▸ THE REQUEST: For the entries below, how many lines include the word "cloud"? Give the figure and nothing more.

Data items:
▼▼▼

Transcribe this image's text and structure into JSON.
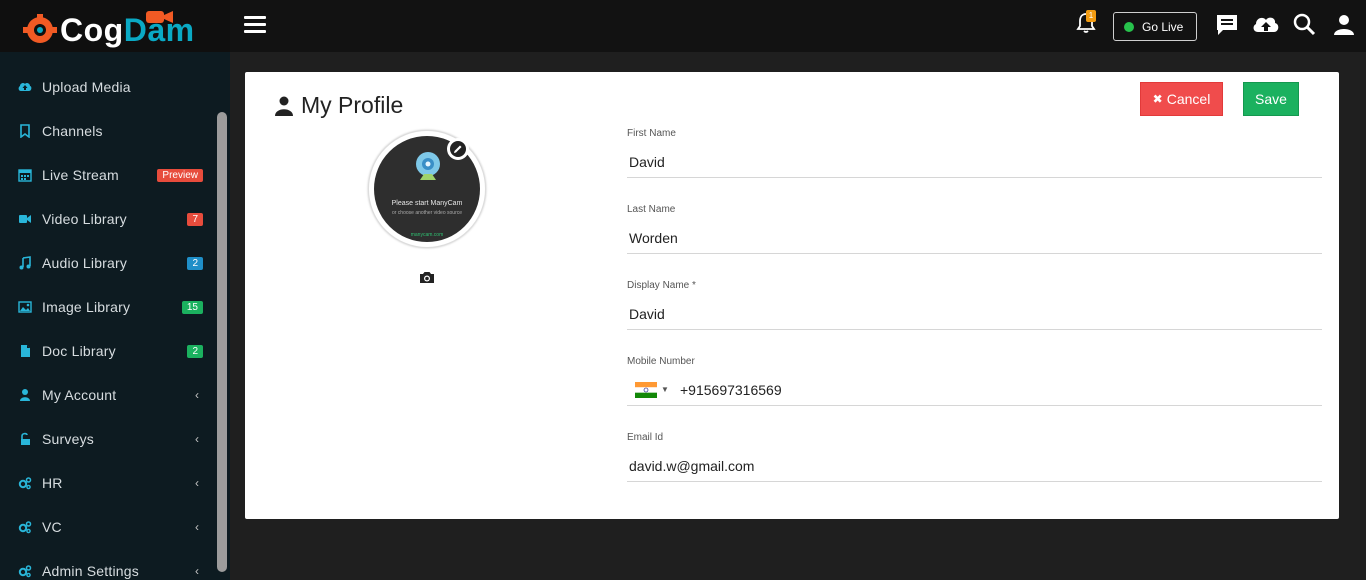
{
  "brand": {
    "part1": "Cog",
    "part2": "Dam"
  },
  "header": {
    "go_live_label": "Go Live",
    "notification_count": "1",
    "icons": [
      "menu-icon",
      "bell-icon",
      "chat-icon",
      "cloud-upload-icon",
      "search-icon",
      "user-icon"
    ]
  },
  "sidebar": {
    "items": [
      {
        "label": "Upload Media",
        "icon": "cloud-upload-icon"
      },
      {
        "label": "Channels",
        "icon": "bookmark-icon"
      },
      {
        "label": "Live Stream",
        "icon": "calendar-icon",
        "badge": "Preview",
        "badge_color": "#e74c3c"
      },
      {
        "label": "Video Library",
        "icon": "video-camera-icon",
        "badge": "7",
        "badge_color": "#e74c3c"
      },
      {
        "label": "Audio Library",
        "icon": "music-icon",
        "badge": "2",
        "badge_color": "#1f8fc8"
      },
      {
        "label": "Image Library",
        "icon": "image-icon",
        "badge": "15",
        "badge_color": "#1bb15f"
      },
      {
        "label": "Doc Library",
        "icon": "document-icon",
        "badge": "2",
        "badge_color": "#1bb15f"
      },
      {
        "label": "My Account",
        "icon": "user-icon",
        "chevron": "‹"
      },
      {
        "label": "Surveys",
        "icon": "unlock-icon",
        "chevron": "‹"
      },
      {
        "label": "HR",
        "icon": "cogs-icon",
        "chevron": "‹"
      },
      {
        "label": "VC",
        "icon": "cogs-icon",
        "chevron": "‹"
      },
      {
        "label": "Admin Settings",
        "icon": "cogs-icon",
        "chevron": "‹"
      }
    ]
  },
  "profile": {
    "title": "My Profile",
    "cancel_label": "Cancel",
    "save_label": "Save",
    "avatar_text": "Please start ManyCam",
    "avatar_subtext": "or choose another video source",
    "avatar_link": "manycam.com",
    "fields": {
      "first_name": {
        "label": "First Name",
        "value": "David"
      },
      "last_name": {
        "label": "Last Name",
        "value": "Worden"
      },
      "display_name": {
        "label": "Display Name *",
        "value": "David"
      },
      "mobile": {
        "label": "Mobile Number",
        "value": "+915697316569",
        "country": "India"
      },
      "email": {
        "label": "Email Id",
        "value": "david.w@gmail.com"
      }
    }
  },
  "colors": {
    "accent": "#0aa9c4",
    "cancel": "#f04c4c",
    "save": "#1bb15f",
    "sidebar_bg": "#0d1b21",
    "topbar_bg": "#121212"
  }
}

▲▲▲

▸ EXERCISE OUTPUT: 2